**Your objective**
What lines of the data hold the string "total"? Pull each one out.
::::::::::
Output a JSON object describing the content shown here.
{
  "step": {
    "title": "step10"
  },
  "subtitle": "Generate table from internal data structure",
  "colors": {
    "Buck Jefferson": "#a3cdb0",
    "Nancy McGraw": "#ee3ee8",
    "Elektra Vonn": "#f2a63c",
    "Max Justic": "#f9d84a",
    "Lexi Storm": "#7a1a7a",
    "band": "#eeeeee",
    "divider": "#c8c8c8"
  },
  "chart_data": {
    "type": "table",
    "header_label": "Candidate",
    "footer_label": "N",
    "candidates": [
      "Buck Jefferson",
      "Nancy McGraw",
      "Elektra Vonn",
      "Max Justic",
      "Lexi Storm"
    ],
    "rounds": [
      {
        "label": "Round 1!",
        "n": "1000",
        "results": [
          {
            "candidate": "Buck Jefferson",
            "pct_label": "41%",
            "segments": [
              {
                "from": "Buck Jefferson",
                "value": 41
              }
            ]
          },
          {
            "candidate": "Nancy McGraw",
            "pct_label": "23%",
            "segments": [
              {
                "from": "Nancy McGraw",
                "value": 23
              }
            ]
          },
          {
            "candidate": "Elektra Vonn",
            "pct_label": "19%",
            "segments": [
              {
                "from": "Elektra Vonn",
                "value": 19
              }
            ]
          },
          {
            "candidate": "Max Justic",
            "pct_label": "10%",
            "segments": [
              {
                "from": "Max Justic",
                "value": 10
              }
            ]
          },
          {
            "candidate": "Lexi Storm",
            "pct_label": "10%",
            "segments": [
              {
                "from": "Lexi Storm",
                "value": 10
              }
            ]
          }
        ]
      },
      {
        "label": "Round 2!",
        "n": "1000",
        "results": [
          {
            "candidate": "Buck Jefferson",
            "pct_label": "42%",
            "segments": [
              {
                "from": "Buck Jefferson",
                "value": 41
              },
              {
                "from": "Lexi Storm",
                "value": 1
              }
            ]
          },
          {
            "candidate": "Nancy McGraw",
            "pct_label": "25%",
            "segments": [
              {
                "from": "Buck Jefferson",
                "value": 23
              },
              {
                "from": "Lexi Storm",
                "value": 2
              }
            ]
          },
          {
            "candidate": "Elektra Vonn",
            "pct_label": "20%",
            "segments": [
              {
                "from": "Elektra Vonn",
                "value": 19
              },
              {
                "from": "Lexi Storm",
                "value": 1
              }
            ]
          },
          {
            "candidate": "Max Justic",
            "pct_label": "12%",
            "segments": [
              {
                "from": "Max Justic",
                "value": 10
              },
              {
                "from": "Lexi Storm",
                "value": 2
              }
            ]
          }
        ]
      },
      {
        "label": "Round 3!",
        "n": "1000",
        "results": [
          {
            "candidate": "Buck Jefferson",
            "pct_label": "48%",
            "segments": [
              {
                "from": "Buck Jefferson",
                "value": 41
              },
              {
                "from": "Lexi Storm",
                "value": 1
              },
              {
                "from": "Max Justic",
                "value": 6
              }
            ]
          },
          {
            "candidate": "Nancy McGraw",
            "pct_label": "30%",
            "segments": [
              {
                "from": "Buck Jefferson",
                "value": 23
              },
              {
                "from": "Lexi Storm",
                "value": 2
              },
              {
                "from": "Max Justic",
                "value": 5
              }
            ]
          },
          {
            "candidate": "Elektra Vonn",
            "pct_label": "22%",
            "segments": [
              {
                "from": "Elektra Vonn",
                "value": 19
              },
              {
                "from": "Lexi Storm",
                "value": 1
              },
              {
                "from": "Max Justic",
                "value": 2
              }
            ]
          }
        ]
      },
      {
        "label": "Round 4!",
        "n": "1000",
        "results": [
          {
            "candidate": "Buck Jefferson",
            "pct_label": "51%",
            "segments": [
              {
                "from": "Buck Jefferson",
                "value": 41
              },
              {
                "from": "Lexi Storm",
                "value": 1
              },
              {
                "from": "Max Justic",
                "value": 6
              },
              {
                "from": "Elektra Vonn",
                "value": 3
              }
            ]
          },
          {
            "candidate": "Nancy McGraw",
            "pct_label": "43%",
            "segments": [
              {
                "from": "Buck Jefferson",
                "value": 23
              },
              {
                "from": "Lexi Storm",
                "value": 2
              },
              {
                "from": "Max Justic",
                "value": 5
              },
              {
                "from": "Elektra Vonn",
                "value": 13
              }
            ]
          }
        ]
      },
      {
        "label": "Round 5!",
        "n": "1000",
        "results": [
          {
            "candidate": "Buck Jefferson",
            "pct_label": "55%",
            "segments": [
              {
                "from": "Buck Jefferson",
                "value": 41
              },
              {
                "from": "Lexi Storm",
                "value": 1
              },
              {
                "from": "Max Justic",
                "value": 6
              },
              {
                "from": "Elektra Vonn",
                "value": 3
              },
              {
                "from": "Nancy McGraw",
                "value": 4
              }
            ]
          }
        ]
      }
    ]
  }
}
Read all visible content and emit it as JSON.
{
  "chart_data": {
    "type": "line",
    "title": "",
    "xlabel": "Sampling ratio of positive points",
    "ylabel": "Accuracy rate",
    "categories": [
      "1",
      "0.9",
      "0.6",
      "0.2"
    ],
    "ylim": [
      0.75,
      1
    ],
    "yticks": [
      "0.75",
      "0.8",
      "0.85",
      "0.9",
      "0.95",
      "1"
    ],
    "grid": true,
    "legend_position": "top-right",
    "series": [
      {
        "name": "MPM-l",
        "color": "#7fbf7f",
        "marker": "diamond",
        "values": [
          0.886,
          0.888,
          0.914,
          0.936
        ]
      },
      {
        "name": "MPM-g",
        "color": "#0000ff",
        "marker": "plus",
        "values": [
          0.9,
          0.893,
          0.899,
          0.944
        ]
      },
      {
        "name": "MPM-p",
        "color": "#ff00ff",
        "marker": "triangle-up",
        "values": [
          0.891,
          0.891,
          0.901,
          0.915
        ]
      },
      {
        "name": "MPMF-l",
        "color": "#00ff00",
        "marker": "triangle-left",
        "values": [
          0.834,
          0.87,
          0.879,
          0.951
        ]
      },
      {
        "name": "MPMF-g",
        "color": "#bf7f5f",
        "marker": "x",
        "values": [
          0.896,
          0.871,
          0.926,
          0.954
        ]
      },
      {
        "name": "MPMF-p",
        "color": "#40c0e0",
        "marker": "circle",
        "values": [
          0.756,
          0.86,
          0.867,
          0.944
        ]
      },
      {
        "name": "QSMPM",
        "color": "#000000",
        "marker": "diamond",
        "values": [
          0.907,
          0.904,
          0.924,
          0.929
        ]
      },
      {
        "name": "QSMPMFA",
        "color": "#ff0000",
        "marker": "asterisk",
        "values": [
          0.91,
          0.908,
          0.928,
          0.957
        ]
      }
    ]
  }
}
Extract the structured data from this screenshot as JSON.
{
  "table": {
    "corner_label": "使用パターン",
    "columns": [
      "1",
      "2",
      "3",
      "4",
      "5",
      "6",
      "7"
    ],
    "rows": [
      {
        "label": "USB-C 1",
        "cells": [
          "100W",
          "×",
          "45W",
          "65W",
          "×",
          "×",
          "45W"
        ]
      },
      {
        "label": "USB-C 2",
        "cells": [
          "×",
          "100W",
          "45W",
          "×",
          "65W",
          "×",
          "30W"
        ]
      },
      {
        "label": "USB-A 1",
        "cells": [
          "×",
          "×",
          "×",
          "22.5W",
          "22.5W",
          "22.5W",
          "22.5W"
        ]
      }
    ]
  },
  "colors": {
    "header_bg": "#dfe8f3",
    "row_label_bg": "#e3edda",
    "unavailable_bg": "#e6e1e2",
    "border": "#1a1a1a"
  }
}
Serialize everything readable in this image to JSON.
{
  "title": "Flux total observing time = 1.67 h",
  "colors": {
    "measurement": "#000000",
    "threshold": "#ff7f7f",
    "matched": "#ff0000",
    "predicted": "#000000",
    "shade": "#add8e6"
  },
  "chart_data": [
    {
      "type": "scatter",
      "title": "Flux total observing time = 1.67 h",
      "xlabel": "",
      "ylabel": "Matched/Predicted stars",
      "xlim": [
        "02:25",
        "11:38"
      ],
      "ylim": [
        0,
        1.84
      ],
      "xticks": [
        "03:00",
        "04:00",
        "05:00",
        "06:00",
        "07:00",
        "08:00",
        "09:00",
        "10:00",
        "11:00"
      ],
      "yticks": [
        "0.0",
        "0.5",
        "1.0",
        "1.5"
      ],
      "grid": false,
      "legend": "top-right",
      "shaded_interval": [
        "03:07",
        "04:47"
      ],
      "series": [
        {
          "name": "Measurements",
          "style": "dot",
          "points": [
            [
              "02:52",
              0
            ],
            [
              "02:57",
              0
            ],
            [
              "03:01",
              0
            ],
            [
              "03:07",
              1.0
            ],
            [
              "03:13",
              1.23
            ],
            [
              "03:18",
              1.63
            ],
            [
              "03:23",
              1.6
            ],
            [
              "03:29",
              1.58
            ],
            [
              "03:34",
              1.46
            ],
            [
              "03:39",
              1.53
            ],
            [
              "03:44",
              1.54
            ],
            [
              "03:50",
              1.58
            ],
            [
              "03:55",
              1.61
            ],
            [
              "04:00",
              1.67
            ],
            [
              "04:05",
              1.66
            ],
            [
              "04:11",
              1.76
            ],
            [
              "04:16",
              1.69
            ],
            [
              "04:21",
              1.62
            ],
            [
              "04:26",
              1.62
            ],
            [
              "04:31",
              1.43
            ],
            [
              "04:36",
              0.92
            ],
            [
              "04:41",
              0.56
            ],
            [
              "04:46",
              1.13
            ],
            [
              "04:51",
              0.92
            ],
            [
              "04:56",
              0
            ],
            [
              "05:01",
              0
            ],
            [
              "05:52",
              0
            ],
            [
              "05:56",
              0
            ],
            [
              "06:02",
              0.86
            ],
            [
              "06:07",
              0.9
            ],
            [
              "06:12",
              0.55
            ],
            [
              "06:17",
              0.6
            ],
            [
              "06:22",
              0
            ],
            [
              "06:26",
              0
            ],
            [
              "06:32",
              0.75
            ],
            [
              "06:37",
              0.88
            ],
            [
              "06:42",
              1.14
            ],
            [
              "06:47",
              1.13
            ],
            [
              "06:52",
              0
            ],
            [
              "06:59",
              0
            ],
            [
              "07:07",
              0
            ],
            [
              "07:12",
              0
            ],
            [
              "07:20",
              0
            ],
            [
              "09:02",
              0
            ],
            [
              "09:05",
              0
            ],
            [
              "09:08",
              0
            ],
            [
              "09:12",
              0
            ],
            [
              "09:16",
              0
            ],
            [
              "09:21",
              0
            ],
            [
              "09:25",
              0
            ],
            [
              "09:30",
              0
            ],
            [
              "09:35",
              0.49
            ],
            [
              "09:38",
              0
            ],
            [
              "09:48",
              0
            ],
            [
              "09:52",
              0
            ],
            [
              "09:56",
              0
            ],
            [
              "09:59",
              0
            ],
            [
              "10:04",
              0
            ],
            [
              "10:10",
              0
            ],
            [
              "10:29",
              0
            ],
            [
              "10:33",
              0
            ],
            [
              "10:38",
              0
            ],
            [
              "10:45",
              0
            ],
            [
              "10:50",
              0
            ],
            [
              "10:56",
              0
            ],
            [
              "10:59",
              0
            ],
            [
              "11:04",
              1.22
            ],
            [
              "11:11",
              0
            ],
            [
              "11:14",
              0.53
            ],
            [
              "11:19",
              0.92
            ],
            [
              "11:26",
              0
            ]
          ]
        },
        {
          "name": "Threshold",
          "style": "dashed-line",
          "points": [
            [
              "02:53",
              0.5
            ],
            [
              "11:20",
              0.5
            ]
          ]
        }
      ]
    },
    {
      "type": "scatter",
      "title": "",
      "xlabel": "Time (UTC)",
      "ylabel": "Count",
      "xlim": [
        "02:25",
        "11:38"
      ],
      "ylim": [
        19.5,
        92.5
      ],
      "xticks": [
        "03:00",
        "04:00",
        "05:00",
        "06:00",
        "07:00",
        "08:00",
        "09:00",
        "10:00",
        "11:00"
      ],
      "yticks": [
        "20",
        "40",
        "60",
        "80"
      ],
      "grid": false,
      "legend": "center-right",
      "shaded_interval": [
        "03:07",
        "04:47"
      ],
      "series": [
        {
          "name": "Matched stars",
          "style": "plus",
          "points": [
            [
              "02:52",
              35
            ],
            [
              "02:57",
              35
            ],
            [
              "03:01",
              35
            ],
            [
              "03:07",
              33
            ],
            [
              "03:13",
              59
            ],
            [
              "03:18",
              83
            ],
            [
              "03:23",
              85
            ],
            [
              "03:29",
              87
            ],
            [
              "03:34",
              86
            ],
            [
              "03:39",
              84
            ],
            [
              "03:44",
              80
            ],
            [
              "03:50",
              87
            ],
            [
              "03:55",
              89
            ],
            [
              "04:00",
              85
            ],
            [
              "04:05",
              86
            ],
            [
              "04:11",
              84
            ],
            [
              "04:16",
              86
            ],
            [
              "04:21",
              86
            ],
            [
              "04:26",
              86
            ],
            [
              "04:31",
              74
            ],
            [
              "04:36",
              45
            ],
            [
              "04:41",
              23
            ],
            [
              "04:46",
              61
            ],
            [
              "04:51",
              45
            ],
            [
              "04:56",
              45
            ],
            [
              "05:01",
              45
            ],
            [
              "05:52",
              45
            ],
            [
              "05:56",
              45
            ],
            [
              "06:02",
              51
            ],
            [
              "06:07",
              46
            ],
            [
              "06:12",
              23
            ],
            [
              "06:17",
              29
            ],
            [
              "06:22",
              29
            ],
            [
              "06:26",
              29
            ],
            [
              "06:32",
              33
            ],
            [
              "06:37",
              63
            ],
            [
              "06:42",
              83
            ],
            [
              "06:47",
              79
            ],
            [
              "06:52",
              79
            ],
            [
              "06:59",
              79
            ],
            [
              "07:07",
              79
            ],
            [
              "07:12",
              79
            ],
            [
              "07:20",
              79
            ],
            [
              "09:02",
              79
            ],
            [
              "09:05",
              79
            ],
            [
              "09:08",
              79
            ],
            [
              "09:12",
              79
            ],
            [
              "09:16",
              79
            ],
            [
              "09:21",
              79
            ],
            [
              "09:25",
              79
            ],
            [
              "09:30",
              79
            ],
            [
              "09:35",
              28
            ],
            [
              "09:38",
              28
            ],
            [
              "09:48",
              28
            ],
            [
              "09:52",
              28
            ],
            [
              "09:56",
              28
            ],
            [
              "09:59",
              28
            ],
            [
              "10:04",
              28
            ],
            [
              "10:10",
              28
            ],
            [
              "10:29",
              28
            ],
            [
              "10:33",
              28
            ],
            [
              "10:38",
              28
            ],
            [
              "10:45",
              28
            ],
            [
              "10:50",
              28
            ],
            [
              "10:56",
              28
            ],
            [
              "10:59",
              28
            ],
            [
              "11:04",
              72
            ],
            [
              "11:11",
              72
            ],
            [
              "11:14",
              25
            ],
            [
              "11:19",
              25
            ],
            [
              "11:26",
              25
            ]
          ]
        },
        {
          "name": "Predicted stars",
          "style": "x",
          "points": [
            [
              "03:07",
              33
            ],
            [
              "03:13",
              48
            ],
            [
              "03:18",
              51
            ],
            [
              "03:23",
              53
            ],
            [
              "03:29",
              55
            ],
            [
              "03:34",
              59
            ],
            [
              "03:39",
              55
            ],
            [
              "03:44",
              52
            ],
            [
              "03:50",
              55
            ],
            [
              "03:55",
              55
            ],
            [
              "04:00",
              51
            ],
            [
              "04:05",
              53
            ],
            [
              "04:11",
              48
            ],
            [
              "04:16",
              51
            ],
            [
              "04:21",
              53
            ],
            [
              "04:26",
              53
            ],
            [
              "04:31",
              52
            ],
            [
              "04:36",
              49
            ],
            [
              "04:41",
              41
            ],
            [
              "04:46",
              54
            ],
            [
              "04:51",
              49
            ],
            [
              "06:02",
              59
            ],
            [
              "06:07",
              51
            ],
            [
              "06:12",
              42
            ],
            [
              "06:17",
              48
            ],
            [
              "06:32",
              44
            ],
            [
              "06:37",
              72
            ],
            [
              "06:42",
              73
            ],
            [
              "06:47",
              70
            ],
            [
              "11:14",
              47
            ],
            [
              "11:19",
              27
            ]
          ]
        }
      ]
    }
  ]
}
::::::::::
**Answer to the problem**
  "title": "Flux total observing time = 1.67 h",
      "title": "Flux total observing time = 1.67 h",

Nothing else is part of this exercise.